[begin DATASET EXCERPTS]

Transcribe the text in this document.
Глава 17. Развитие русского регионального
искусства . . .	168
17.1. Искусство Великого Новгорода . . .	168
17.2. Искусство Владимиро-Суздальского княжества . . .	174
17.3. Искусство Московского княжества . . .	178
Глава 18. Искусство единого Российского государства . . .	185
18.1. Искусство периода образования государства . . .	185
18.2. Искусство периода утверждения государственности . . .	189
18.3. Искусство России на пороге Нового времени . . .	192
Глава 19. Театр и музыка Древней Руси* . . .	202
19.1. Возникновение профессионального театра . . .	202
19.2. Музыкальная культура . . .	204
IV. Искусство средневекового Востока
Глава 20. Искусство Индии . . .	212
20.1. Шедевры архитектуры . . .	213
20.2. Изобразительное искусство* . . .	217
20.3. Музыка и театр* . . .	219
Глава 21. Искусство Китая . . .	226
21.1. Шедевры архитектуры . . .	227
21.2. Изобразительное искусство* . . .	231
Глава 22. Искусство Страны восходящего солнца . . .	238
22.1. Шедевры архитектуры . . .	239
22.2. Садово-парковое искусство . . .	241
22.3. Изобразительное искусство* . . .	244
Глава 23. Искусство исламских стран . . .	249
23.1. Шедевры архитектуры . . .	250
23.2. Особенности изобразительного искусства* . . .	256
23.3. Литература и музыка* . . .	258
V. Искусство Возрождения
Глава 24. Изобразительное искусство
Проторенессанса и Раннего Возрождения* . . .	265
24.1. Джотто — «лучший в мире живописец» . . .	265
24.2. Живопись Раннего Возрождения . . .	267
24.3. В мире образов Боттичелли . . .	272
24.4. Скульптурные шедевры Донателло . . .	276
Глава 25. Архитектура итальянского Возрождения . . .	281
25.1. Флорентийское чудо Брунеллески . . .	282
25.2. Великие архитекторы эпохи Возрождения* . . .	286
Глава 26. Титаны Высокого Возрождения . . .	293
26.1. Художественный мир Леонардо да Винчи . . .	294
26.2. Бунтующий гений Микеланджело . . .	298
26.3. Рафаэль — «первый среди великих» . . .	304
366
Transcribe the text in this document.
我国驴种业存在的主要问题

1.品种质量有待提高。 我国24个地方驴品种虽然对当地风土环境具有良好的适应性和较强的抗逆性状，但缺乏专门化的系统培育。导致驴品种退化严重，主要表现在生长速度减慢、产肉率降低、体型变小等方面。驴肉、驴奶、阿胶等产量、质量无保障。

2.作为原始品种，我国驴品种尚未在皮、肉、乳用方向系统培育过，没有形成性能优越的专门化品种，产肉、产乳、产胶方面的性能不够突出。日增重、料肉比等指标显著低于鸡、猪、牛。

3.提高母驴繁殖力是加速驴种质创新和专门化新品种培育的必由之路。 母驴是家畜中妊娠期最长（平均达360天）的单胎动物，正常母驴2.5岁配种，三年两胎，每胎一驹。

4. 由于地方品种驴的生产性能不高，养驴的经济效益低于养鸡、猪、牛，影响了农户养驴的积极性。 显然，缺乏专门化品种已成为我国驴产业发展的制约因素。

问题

[end DATASET EXCERPTS]

§ EXERCISE
Scan the material and collect every line that contains "Раннего".

§ TASK RESULT
Проторенессанса и Раннего Возрождения* . . .	265
24.2. Живопись Раннего Возрождения . . .	267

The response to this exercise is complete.